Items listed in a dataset

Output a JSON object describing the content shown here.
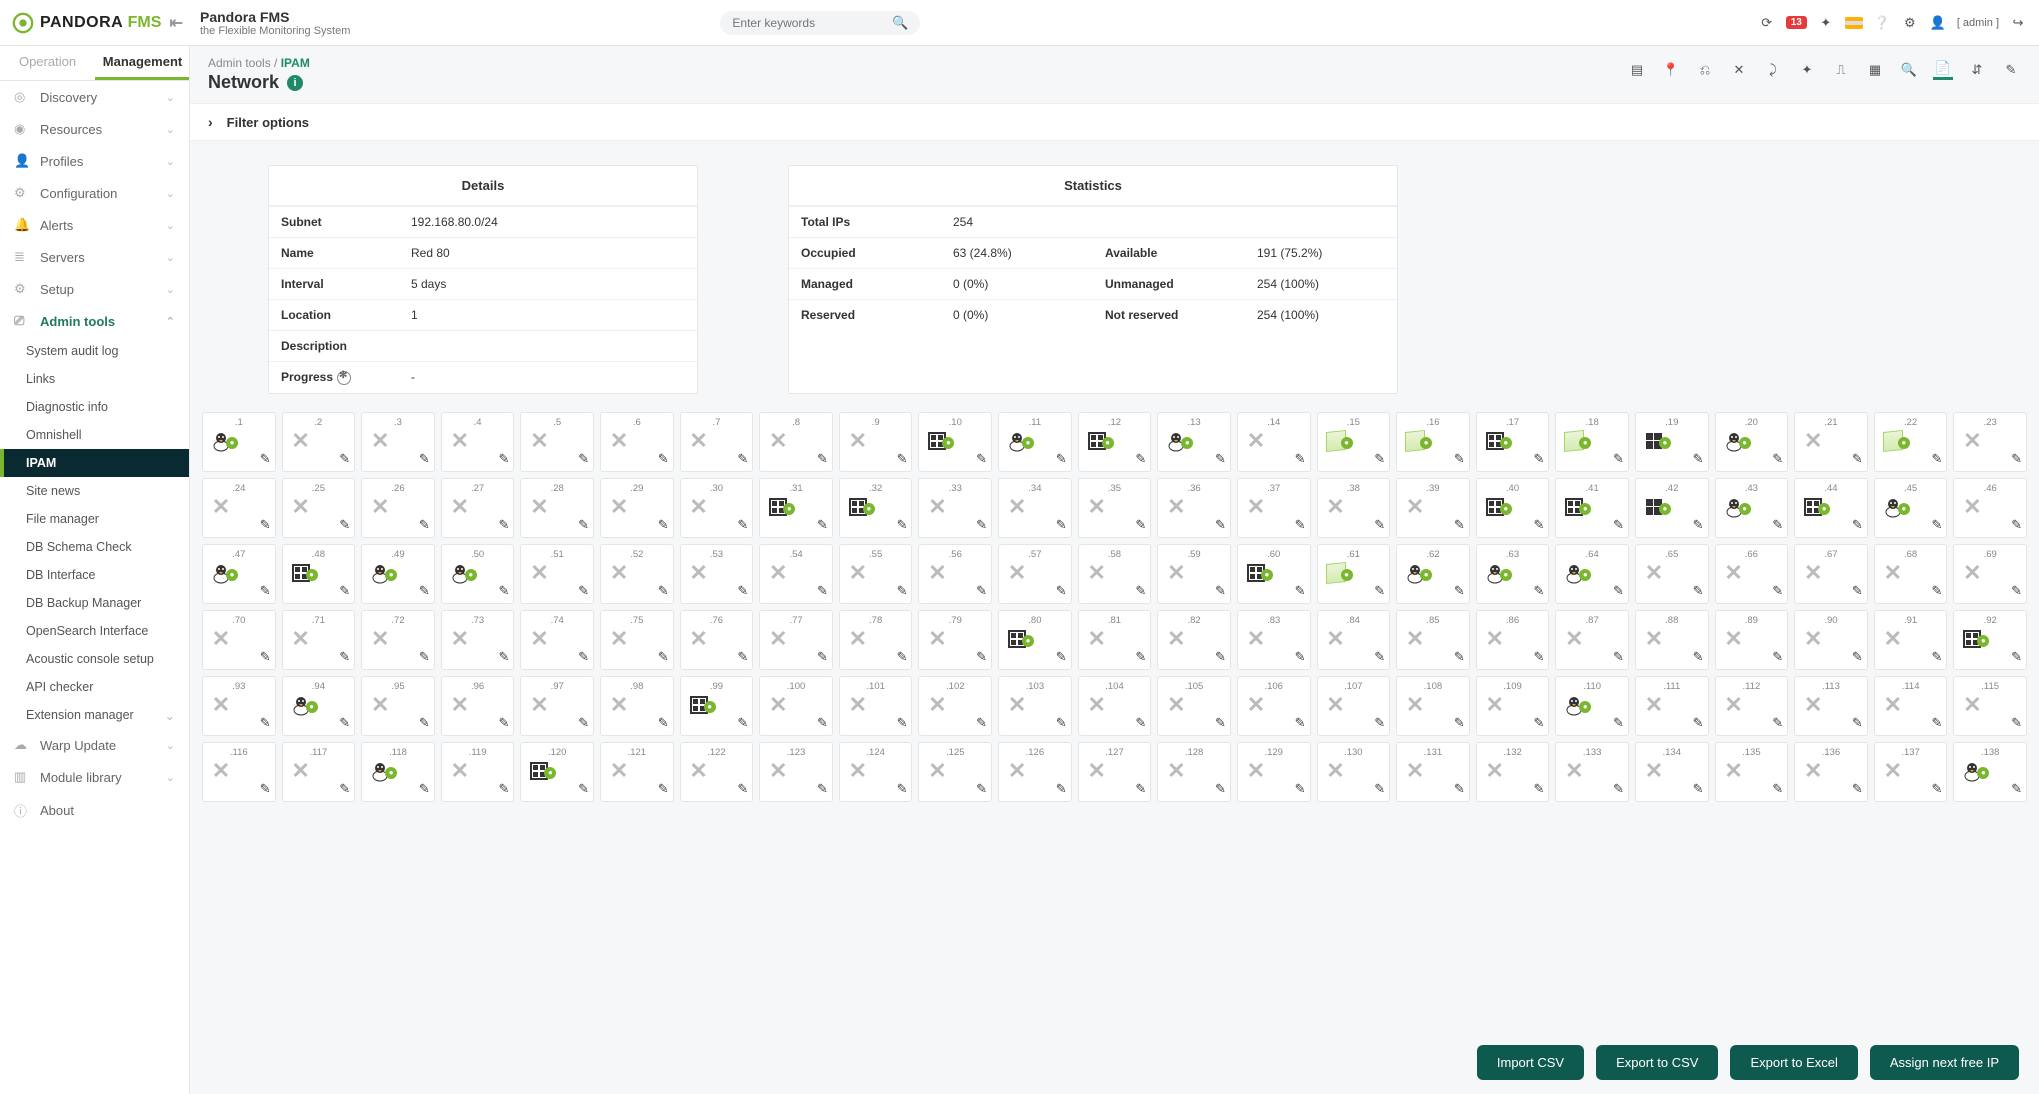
{
  "header": {
    "brand1": "PANDORA",
    "brand2": "FMS",
    "title": "Pandora FMS",
    "subtitle": "the Flexible Monitoring System",
    "search_placeholder": "Enter keywords",
    "notif_count": "13",
    "user": "[ admin ]"
  },
  "tabs": {
    "operation": "Operation",
    "management": "Management"
  },
  "sidebar": {
    "items": [
      {
        "label": "Discovery",
        "chev": true
      },
      {
        "label": "Resources",
        "chev": true
      },
      {
        "label": "Profiles",
        "chev": true
      },
      {
        "label": "Configuration",
        "chev": true
      },
      {
        "label": "Alerts",
        "chev": true
      },
      {
        "label": "Servers",
        "chev": true
      },
      {
        "label": "Setup",
        "chev": true
      }
    ],
    "admin": "Admin tools",
    "admin_sub": [
      "System audit log",
      "Links",
      "Diagnostic info",
      "Omnishell",
      "IPAM",
      "Site news",
      "File manager",
      "DB Schema Check",
      "DB Interface",
      "DB Backup Manager",
      "OpenSearch Interface",
      "Acoustic console setup",
      "API checker",
      "Extension manager"
    ],
    "after": [
      {
        "label": "Warp Update",
        "chev": true
      },
      {
        "label": "Module library",
        "chev": true
      },
      {
        "label": "About",
        "chev": false
      }
    ]
  },
  "breadcrumb": {
    "root": "Admin tools /",
    "cur": "IPAM"
  },
  "page_title": "Network",
  "filter": "Filter options",
  "details": {
    "title": "Details",
    "rows": [
      {
        "k": "Subnet",
        "v": "192.168.80.0/24"
      },
      {
        "k": "Name",
        "v": "Red 80"
      },
      {
        "k": "Interval",
        "v": "5 days"
      },
      {
        "k": "Location",
        "v": "1"
      },
      {
        "k": "Description",
        "v": ""
      },
      {
        "k": "Progress",
        "v": "-"
      }
    ]
  },
  "stats": {
    "title": "Statistics",
    "r1": {
      "k": "Total IPs",
      "v": "254"
    },
    "rows": [
      {
        "k1": "Occupied",
        "v1": "63 (24.8%)",
        "k2": "Available",
        "v2": "191 (75.2%)"
      },
      {
        "k1": "Managed",
        "v1": "0 (0%)",
        "k2": "Unmanaged",
        "v2": "254 (100%)"
      },
      {
        "k1": "Reserved",
        "v1": "0 (0%)",
        "k2": "Not reserved",
        "v2": "254 (100%)"
      }
    ]
  },
  "ips": {
    "1": "tux",
    "2": "x",
    "3": "x",
    "4": "x",
    "5": "x",
    "6": "x",
    "7": "x",
    "8": "x",
    "9": "x",
    "10": "srv",
    "11": "tux",
    "12": "srv",
    "13": "tux",
    "14": "x",
    "15": "cube",
    "16": "cube",
    "17": "srv",
    "18": "cube",
    "19": "win",
    "20": "tux",
    "21": "x",
    "22": "cube",
    "23": "x",
    "24": "x",
    "25": "x",
    "26": "x",
    "27": "x",
    "28": "x",
    "29": "x",
    "30": "x",
    "31": "srv",
    "32": "srv",
    "33": "x",
    "34": "x",
    "35": "x",
    "36": "x",
    "37": "x",
    "38": "x",
    "39": "x",
    "40": "srv",
    "41": "srv",
    "42": "win",
    "43": "tux",
    "44": "srv",
    "45": "tux",
    "46": "x",
    "47": "tux",
    "48": "srv",
    "49": "tux",
    "50": "tux",
    "51": "x",
    "52": "x",
    "53": "x",
    "54": "x",
    "55": "x",
    "56": "x",
    "57": "x",
    "58": "x",
    "59": "x",
    "60": "srv",
    "61": "cube",
    "62": "tux",
    "63": "tux",
    "64": "tux",
    "65": "x",
    "66": "x",
    "67": "x",
    "68": "x",
    "69": "x",
    "70": "x",
    "71": "x",
    "72": "x",
    "73": "x",
    "74": "x",
    "75": "x",
    "76": "x",
    "77": "x",
    "78": "x",
    "79": "x",
    "80": "srv",
    "81": "x",
    "82": "x",
    "83": "x",
    "84": "x",
    "85": "x",
    "86": "x",
    "87": "x",
    "88": "x",
    "89": "x",
    "90": "x",
    "91": "x",
    "92": "srv",
    "93": "x",
    "94": "tux",
    "95": "x",
    "96": "x",
    "97": "x",
    "98": "x",
    "99": "srv",
    "100": "x",
    "101": "x",
    "102": "x",
    "103": "x",
    "104": "x",
    "105": "x",
    "106": "x",
    "107": "x",
    "108": "x",
    "109": "x",
    "110": "tux",
    "111": "x",
    "112": "x",
    "113": "x",
    "114": "x",
    "115": "x",
    "116": "x",
    "117": "x",
    "118": "tux",
    "119": "x",
    "120": "srv",
    "121": "x",
    "122": "x",
    "123": "x",
    "124": "x",
    "125": "x",
    "126": "x",
    "127": "x",
    "128": "x",
    "129": "x",
    "130": "x",
    "131": "x",
    "132": "x",
    "133": "x",
    "134": "x",
    "135": "x",
    "136": "x",
    "137": "x",
    "138": "tux"
  },
  "buttons": {
    "import": "Import CSV",
    "csv": "Export to CSV",
    "excel": "Export to Excel",
    "assign": "Assign next free IP"
  }
}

### WHAT THIS TASK INVOLVES
The pictures should not be reproduced; quote all of the other material exactly.

### WORKED ANSWER
Output a JSON object describing the content shown here.
{
  "header": {
    "brand1": "PANDORA",
    "brand2": "FMS",
    "title": "Pandora FMS",
    "subtitle": "the Flexible Monitoring System",
    "search_placeholder": "Enter keywords",
    "notif_count": "13",
    "user": "[ admin ]"
  },
  "tabs": {
    "operation": "Operation",
    "management": "Management"
  },
  "sidebar": {
    "items": [
      {
        "label": "Discovery",
        "chev": true
      },
      {
        "label": "Resources",
        "chev": true
      },
      {
        "label": "Profiles",
        "chev": true
      },
      {
        "label": "Configuration",
        "chev": true
      },
      {
        "label": "Alerts",
        "chev": true
      },
      {
        "label": "Servers",
        "chev": true
      },
      {
        "label": "Setup",
        "chev": true
      }
    ],
    "admin": "Admin tools",
    "admin_sub": [
      "System audit log",
      "Links",
      "Diagnostic info",
      "Omnishell",
      "IPAM",
      "Site news",
      "File manager",
      "DB Schema Check",
      "DB Interface",
      "DB Backup Manager",
      "OpenSearch Interface",
      "Acoustic console setup",
      "API checker",
      "Extension manager"
    ],
    "after": [
      {
        "label": "Warp Update",
        "chev": true
      },
      {
        "label": "Module library",
        "chev": true
      },
      {
        "label": "About",
        "chev": false
      }
    ]
  },
  "breadcrumb": {
    "root": "Admin tools /",
    "cur": "IPAM"
  },
  "page_title": "Network",
  "filter": "Filter options",
  "details": {
    "title": "Details",
    "rows": [
      {
        "k": "Subnet",
        "v": "192.168.80.0/24"
      },
      {
        "k": "Name",
        "v": "Red 80"
      },
      {
        "k": "Interval",
        "v": "5 days"
      },
      {
        "k": "Location",
        "v": "1"
      },
      {
        "k": "Description",
        "v": ""
      },
      {
        "k": "Progress",
        "v": "-"
      }
    ]
  },
  "stats": {
    "title": "Statistics",
    "r1": {
      "k": "Total IPs",
      "v": "254"
    },
    "rows": [
      {
        "k1": "Occupied",
        "v1": "63 (24.8%)",
        "k2": "Available",
        "v2": "191 (75.2%)"
      },
      {
        "k1": "Managed",
        "v1": "0 (0%)",
        "k2": "Unmanaged",
        "v2": "254 (100%)"
      },
      {
        "k1": "Reserved",
        "v1": "0 (0%)",
        "k2": "Not reserved",
        "v2": "254 (100%)"
      }
    ]
  },
  "ips": {
    "1": "tux",
    "2": "x",
    "3": "x",
    "4": "x",
    "5": "x",
    "6": "x",
    "7": "x",
    "8": "x",
    "9": "x",
    "10": "srv",
    "11": "tux",
    "12": "srv",
    "13": "tux",
    "14": "x",
    "15": "cube",
    "16": "cube",
    "17": "srv",
    "18": "cube",
    "19": "win",
    "20": "tux",
    "21": "x",
    "22": "cube",
    "23": "x",
    "24": "x",
    "25": "x",
    "26": "x",
    "27": "x",
    "28": "x",
    "29": "x",
    "30": "x",
    "31": "srv",
    "32": "srv",
    "33": "x",
    "34": "x",
    "35": "x",
    "36": "x",
    "37": "x",
    "38": "x",
    "39": "x",
    "40": "srv",
    "41": "srv",
    "42": "win",
    "43": "tux",
    "44": "srv",
    "45": "tux",
    "46": "x",
    "47": "tux",
    "48": "srv",
    "49": "tux",
    "50": "tux",
    "51": "x",
    "52": "x",
    "53": "x",
    "54": "x",
    "55": "x",
    "56": "x",
    "57": "x",
    "58": "x",
    "59": "x",
    "60": "srv",
    "61": "cube",
    "62": "tux",
    "63": "tux",
    "64": "tux",
    "65": "x",
    "66": "x",
    "67": "x",
    "68": "x",
    "69": "x",
    "70": "x",
    "71": "x",
    "72": "x",
    "73": "x",
    "74": "x",
    "75": "x",
    "76": "x",
    "77": "x",
    "78": "x",
    "79": "x",
    "80": "srv",
    "81": "x",
    "82": "x",
    "83": "x",
    "84": "x",
    "85": "x",
    "86": "x",
    "87": "x",
    "88": "x",
    "89": "x",
    "90": "x",
    "91": "x",
    "92": "srv",
    "93": "x",
    "94": "tux",
    "95": "x",
    "96": "x",
    "97": "x",
    "98": "x",
    "99": "srv",
    "100": "x",
    "101": "x",
    "102": "x",
    "103": "x",
    "104": "x",
    "105": "x",
    "106": "x",
    "107": "x",
    "108": "x",
    "109": "x",
    "110": "tux",
    "111": "x",
    "112": "x",
    "113": "x",
    "114": "x",
    "115": "x",
    "116": "x",
    "117": "x",
    "118": "tux",
    "119": "x",
    "120": "srv",
    "121": "x",
    "122": "x",
    "123": "x",
    "124": "x",
    "125": "x",
    "126": "x",
    "127": "x",
    "128": "x",
    "129": "x",
    "130": "x",
    "131": "x",
    "132": "x",
    "133": "x",
    "134": "x",
    "135": "x",
    "136": "x",
    "137": "x",
    "138": "tux"
  },
  "buttons": {
    "import": "Import CSV",
    "csv": "Export to CSV",
    "excel": "Export to Excel",
    "assign": "Assign next free IP"
  }
}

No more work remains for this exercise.